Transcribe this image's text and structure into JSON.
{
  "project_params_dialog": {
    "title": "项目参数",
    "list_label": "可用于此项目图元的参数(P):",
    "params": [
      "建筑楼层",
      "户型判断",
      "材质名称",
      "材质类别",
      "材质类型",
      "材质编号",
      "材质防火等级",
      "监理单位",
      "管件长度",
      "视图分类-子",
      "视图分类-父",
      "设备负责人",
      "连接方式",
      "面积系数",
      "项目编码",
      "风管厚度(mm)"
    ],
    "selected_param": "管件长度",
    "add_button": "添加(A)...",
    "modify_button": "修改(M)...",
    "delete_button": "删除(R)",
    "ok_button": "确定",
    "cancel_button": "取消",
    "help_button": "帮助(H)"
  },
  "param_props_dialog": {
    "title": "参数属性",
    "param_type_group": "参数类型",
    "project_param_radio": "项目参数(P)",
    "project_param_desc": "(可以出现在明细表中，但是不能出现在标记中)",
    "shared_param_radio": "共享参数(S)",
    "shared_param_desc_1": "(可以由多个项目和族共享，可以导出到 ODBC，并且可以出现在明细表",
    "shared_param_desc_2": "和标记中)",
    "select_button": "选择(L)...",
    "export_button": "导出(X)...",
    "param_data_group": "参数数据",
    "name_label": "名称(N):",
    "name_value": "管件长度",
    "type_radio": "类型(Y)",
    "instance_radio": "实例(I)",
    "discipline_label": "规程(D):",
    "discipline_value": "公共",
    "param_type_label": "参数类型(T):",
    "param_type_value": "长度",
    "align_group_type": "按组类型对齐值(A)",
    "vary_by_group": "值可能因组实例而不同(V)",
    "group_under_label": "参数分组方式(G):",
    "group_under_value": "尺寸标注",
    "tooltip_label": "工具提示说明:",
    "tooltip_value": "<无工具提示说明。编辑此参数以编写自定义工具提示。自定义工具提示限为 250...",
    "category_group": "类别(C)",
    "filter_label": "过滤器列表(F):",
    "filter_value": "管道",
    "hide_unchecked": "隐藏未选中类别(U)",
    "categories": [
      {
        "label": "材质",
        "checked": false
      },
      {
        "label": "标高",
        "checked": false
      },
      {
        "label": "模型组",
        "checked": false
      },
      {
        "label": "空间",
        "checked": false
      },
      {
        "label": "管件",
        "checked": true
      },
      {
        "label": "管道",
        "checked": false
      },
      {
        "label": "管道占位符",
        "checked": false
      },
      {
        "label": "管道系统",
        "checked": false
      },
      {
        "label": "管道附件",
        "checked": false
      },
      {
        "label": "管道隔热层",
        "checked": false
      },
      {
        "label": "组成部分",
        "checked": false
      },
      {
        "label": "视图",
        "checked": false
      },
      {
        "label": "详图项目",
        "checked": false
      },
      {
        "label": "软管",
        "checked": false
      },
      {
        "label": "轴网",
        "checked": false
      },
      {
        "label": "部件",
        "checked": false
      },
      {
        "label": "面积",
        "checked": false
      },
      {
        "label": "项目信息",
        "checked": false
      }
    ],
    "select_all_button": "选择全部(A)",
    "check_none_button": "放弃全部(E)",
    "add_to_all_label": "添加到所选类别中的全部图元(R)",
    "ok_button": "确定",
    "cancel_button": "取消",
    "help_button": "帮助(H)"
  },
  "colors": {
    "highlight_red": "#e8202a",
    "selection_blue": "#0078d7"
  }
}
━━━━
▶ Exercise prompt:
For the data above, state how many lines contain "项目参数"; the number is the whole answer.

▶ Complete response:
2